[Data extracted from a collection]
· · · · ·

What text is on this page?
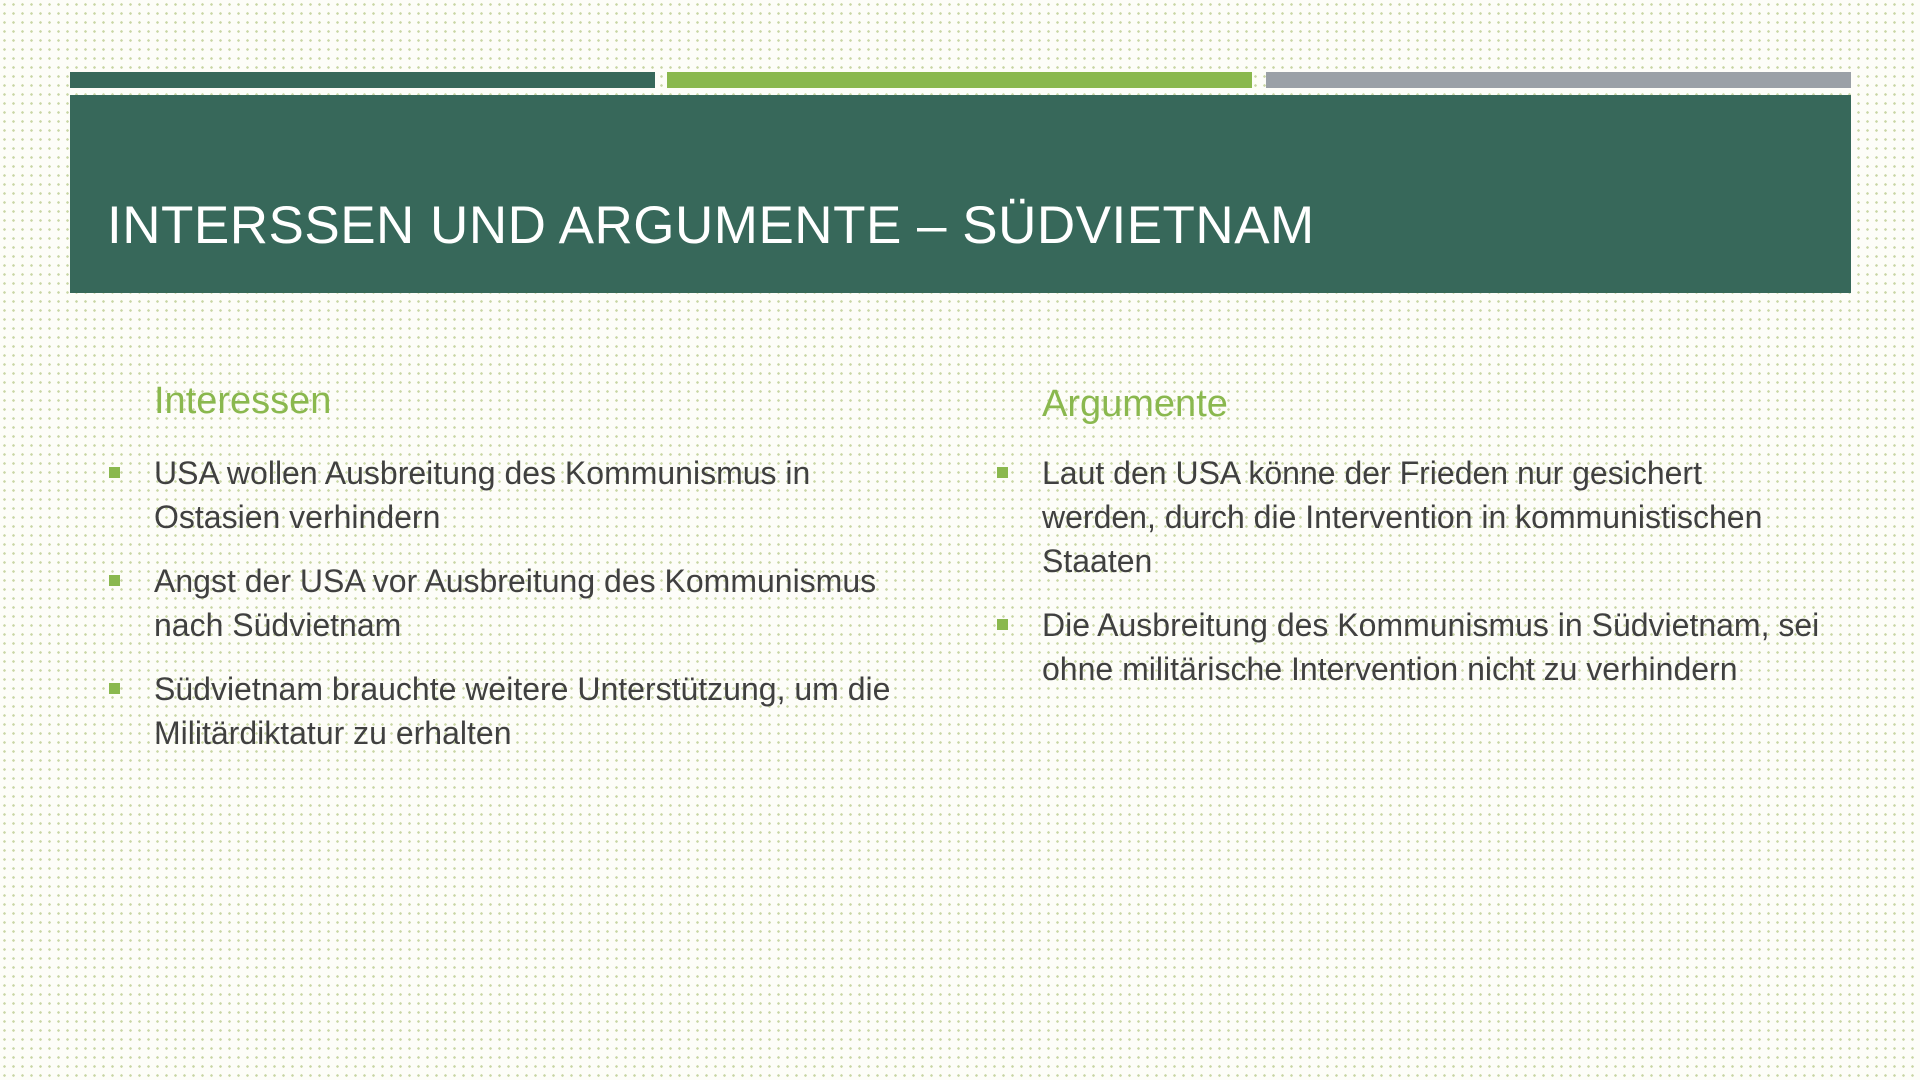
INTERSSEN UND ARGUMENTE – SÜDVIETNAM
Interessen
USA wollen Ausbreitung des Kommunismus in Ostasien verhindern
Angst der USA vor Ausbreitung des Kommunismus nach Südvietnam
Südvietnam brauchte weitere Unterstützung, um die Militärdiktatur zu erhalten
Argumente
Laut den USA könne der Frieden nur gesichert werden, durch die Intervention in kommunistischen Staaten
Die Ausbreitung des Kommunismus in Südvietnam, sei ohne militärische Intervention nicht zu verhindern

· · · · ·

▶ EXERCISE GOAL:
Could you repeat all of the material exactly? Pictures should not be copied.

▶ PROBLEM SOLUTION:
What text is on this page?
INTERSSEN UND ARGUMENTE – SÜDVIETNAM
Interessen
USA wollen Ausbreitung des Kommunismus in Ostasien verhindern
Angst der USA vor Ausbreitung des Kommunismus nach Südvietnam
Südvietnam brauchte weitere Unterstützung, um die Militärdiktatur zu erhalten
Argumente
Laut den USA könne der Frieden nur gesichert werden, durch die Intervention in kommunistischen Staaten
Die Ausbreitung des Kommunismus in Südvietnam, sei ohne militärische Intervention nicht zu verhindern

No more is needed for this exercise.